_TASK INPUT:_

────

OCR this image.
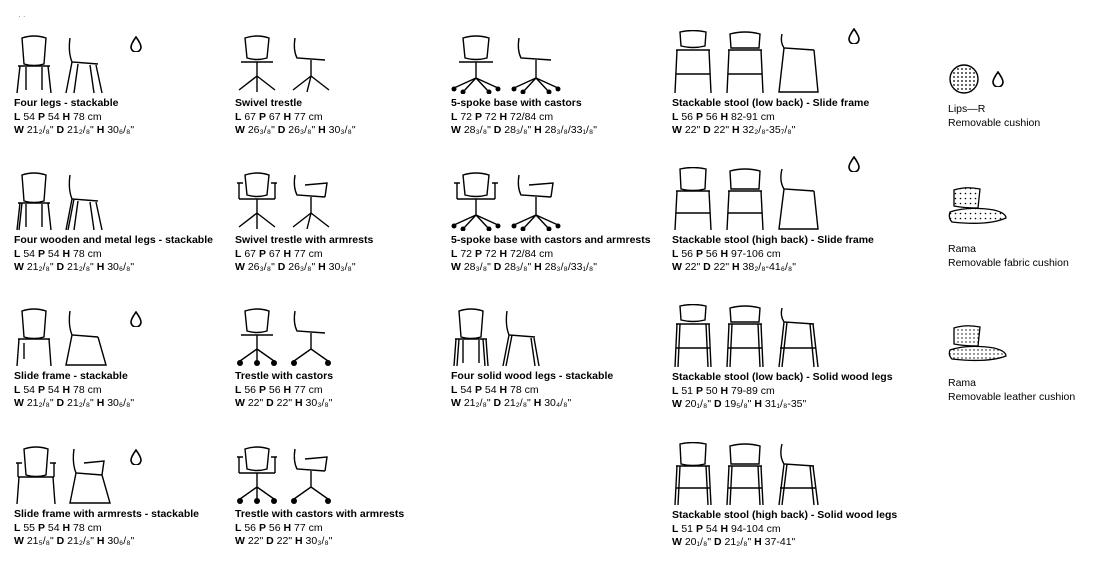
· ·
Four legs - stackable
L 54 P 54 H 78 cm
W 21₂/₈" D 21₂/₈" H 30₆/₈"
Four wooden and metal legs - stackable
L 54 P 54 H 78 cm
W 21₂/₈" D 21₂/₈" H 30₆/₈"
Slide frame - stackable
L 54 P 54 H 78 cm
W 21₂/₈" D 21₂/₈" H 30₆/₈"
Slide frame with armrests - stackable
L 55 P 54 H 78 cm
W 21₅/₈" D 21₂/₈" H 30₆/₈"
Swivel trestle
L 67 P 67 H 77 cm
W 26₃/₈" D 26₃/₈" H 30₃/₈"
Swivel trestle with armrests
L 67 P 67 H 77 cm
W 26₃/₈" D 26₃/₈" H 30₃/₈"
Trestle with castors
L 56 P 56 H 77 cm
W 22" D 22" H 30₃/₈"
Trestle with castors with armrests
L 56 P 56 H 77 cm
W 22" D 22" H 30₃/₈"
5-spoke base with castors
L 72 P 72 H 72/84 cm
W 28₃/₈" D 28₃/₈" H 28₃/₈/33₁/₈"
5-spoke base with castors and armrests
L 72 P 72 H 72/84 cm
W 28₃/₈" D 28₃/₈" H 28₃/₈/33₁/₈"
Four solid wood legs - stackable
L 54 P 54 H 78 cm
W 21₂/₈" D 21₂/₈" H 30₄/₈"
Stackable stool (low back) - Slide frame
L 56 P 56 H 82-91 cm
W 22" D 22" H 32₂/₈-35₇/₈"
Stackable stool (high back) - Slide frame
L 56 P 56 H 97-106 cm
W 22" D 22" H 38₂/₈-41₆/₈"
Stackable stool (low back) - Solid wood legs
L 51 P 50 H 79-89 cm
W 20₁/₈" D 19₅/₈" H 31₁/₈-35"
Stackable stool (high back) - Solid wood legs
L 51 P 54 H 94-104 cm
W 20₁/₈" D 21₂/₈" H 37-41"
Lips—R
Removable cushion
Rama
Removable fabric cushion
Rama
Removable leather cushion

────

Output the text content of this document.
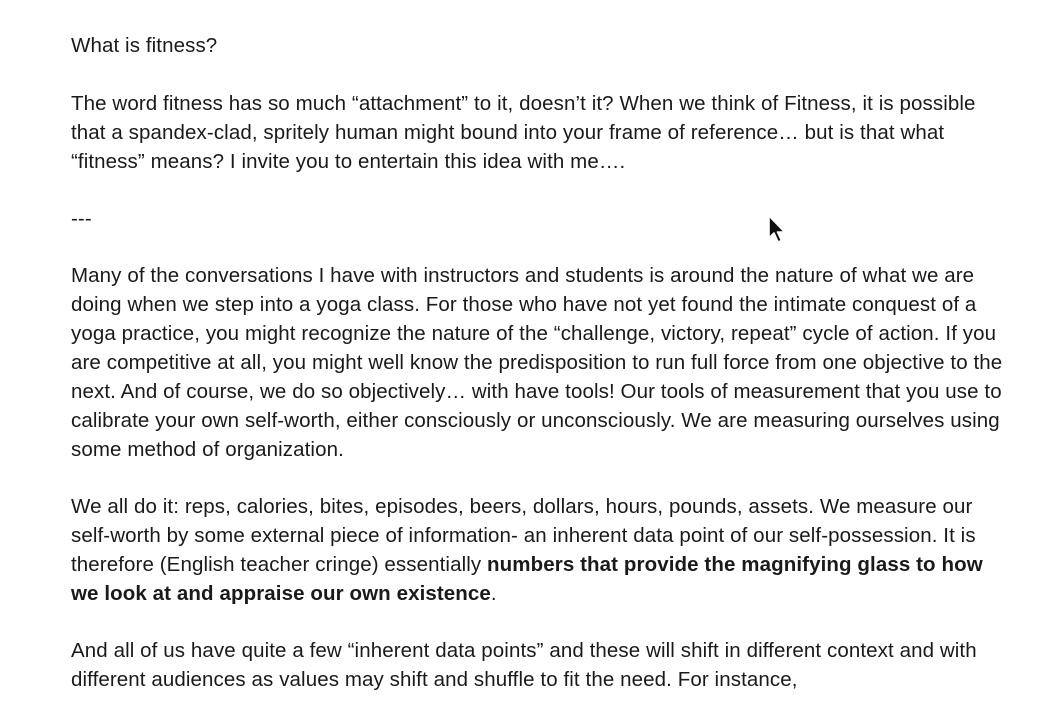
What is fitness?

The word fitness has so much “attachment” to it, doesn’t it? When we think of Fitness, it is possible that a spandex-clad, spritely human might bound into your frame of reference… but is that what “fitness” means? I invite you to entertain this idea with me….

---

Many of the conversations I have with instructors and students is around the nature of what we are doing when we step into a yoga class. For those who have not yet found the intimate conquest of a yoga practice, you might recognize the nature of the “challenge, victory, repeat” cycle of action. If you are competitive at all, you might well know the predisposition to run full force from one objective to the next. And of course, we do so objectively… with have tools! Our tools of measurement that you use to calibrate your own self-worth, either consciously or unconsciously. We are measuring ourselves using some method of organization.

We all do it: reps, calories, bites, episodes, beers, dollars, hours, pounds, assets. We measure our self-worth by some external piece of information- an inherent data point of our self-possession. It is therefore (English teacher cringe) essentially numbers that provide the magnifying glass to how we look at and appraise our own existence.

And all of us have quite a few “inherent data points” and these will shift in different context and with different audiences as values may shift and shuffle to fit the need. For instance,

────

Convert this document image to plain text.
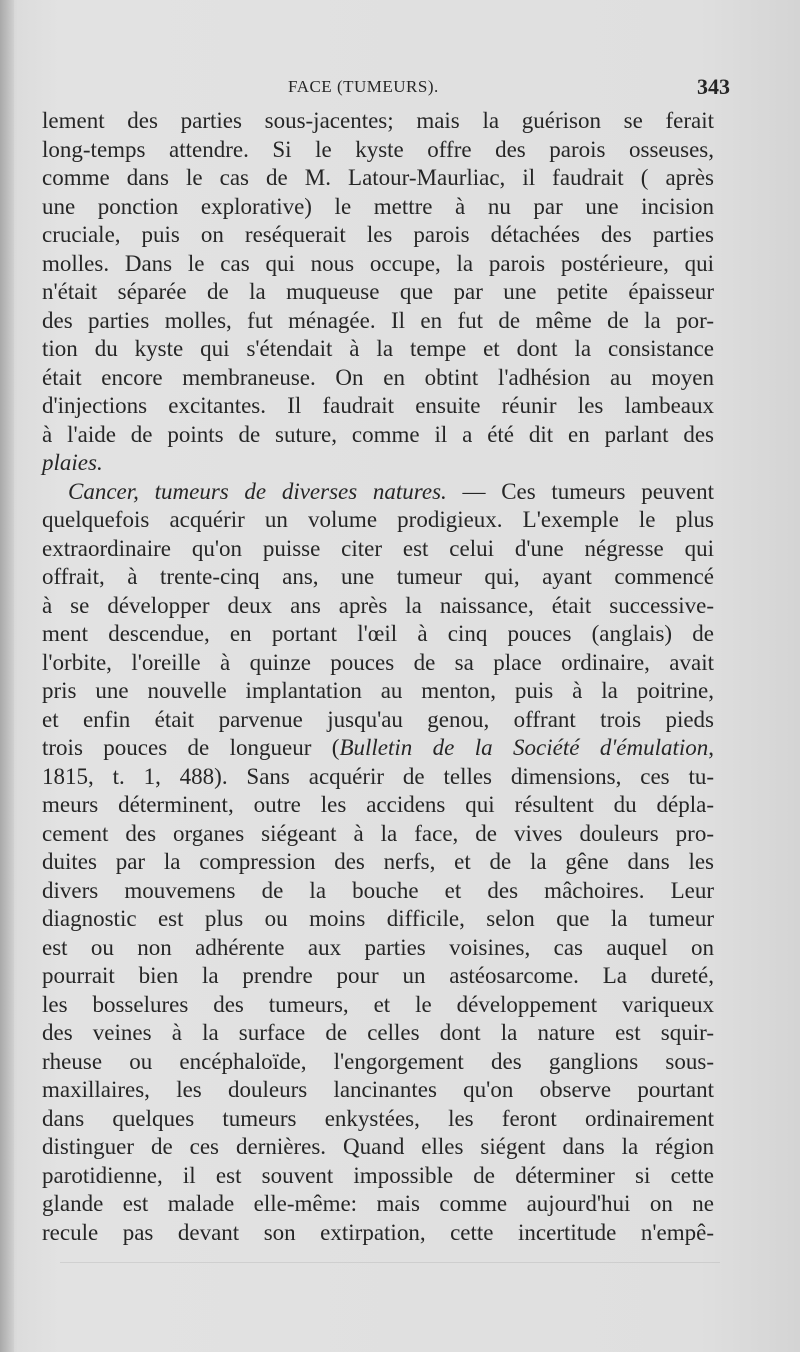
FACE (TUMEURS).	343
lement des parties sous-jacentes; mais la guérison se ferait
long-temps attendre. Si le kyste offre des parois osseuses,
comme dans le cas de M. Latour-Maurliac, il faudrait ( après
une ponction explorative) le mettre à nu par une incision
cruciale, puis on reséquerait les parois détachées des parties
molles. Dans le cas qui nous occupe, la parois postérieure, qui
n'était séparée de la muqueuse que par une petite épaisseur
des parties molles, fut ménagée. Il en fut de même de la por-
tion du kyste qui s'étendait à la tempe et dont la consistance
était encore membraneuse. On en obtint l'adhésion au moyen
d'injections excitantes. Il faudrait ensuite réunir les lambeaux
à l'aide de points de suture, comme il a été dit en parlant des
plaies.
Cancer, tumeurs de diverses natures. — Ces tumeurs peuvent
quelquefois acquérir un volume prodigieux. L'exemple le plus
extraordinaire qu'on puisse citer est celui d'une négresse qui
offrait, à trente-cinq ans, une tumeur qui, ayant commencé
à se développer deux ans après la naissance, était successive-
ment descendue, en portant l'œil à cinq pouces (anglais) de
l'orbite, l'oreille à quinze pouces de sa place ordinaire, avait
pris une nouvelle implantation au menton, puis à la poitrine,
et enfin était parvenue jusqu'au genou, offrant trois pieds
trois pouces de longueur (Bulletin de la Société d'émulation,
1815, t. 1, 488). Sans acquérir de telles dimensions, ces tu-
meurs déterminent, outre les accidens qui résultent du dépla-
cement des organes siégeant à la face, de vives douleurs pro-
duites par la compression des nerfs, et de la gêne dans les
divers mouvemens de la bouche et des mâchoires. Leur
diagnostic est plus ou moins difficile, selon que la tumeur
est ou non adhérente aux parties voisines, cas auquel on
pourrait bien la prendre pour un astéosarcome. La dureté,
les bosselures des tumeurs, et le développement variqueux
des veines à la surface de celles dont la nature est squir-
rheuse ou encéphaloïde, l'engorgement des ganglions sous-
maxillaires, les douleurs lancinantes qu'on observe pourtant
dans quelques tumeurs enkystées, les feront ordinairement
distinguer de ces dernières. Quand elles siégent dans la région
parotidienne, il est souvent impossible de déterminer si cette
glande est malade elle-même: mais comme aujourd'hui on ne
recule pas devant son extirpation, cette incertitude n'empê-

────

_TASK STATEMENT:_ Filter lines by "trois" and return each hit.

_RESPONSE TO THE TASK:_
et enfin était parvenue jusqu'au genou, offrant trois pieds
trois pouces de longueur (Bulletin de la Société d'émulation,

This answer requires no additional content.